[Records from a collection]
--- START ---
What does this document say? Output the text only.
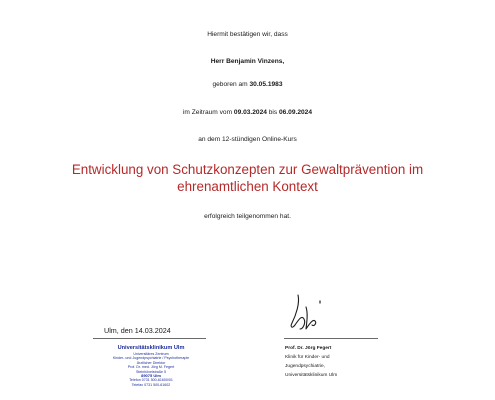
Hiermit bestätigen wir, dass
Herr Benjamin Vinzens,
geboren am 30.05.1983
im Zeitraum vom 09.03.2024 bis 06.09.2024
an dem 12-stündigen Online-Kurs
Entwicklung von Schutzkonzepten zur Gewaltprävention im ehrenamtlichen Kontext
erfolgreich teilgenommen hat.
Ulm, den 14.03.2024
Universitätsklinikum Ulm
Universitäres Zentrum
Kinder- und Jugendpsychiatrie / Psychotherapie
Ärztlicher Direktor
Prof. Dr. med. Jörg M. Fegert
Steinhövelstraße 5
89075 Ulm
Telefon 0731 500-61600/01
Telefax 0731 500-61602
Prof. Dr. Jörg Fegert
Klinik für Kinder- und
Jugendpsychiatrie,
Universitätsklinikum Ulm
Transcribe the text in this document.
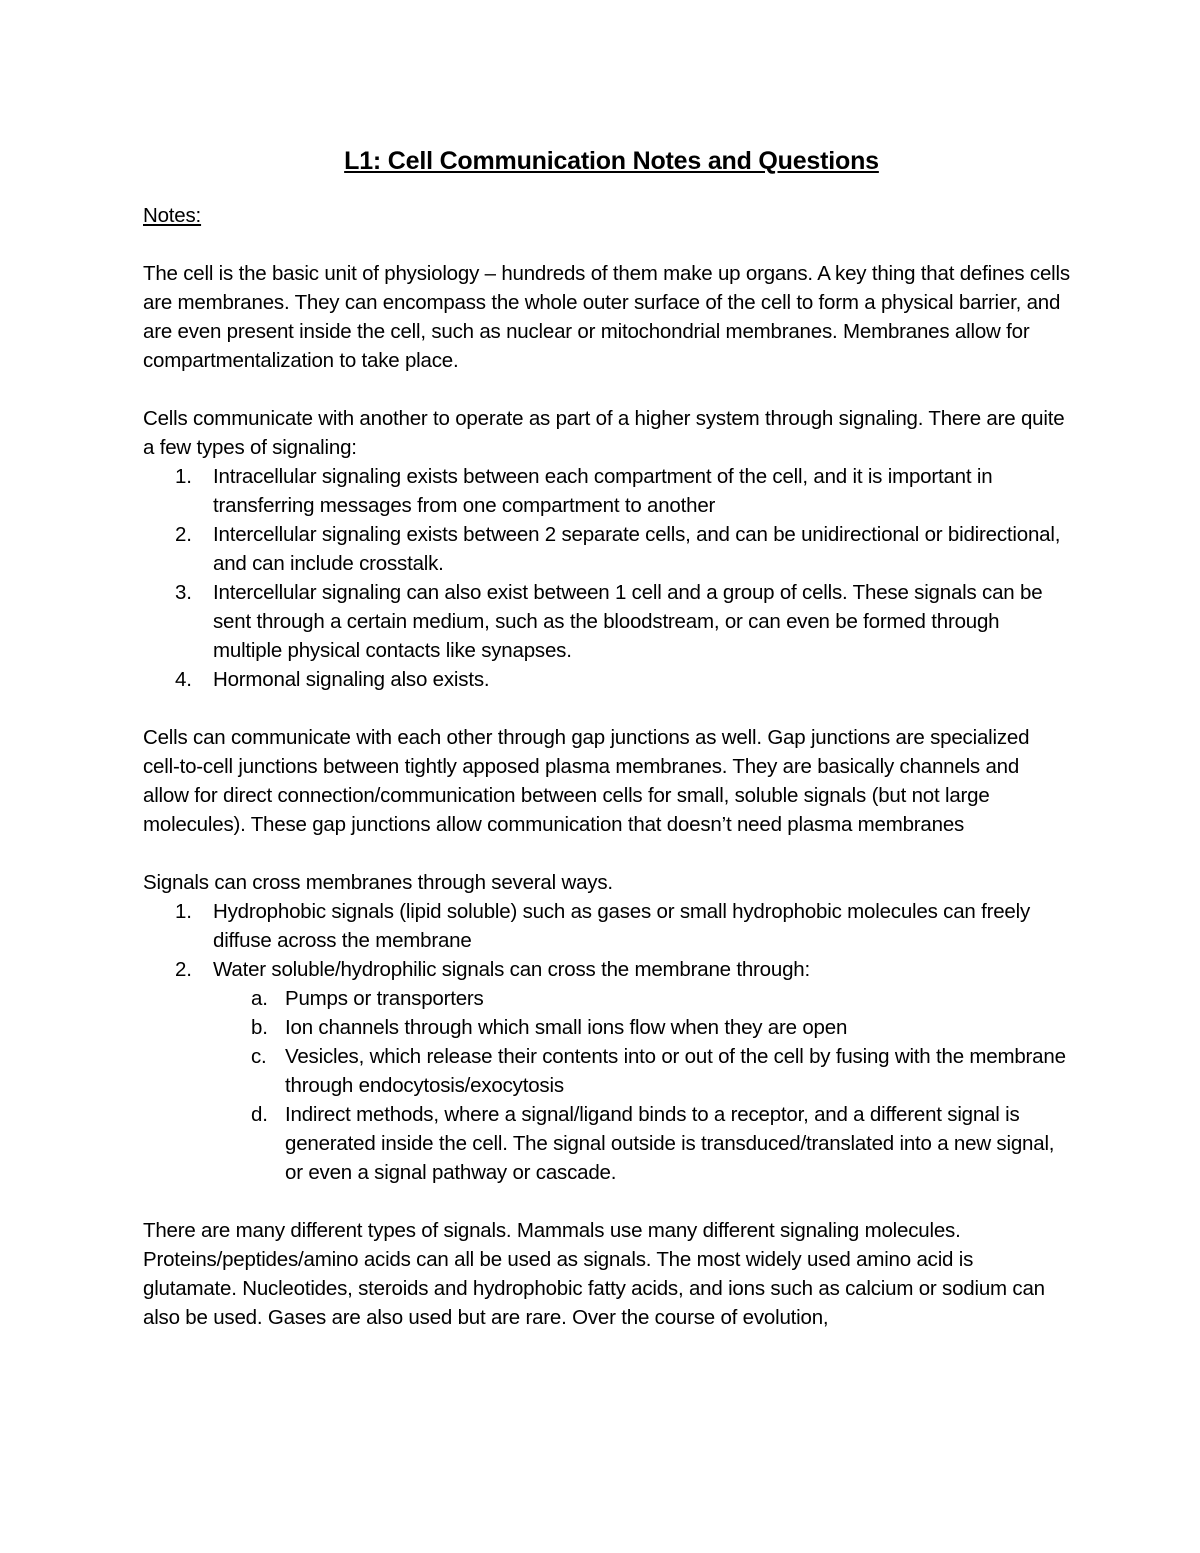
L1: Cell Communication Notes and Questions
Notes:

The cell is the basic unit of physiology – hundreds of them make up organs. A key thing that defines cells are membranes. They can encompass the whole outer surface of the cell to form a physical barrier, and are even present inside the cell, such as nuclear or mitochondrial membranes. Membranes allow for compartmentalization to take place.

Cells communicate with another to operate as part of a higher system through signaling. There are quite a few types of signaling:

1. Intracellular signaling exists between each compartment of the cell, and it is important in transferring messages from one compartment to another
2. Intercellular signaling exists between 2 separate cells, and can be unidirectional or bidirectional, and can include crosstalk.
3. Intercellular signaling can also exist between 1 cell and a group of cells. These signals can be sent through a certain medium, such as the bloodstream, or can even be formed through multiple physical contacts like synapses.
4. Hormonal signaling also exists.

Cells can communicate with each other through gap junctions as well. Gap junctions are specialized cell-to-cell junctions between tightly apposed plasma membranes. They are basically channels and allow for direct connection/communication between cells for small, soluble signals (but not large molecules). These gap junctions allow communication that doesn’t need plasma membranes

Signals can cross membranes through several ways.

1. Hydrophobic signals (lipid soluble) such as gases or small hydrophobic molecules can freely diffuse across the membrane
2. Water soluble/hydrophilic signals can cross the membrane through:
a. Pumps or transporters
b. Ion channels through which small ions flow when they are open
c. Vesicles, which release their contents into or out of the cell by fusing with the membrane through endocytosis/exocytosis
d. Indirect methods, where a signal/ligand binds to a receptor, and a different signal is generated inside the cell. The signal outside is transduced/translated into a new signal, or even a signal pathway or cascade.

There are many different types of signals. Mammals use many different signaling molecules. Proteins/peptides/amino acids can all be used as signals. The most widely used amino acid is glutamate. Nucleotides, steroids and hydrophobic fatty acids, and ions such as calcium or sodium can also be used. Gases are also used but are rare. Over the course of evolution,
--- END ---
### [Required action]
All lines above that contain "this" are required in the answer.

### [Solved problem]
What does this document say? Output the text only.
Transcribe the text in this document.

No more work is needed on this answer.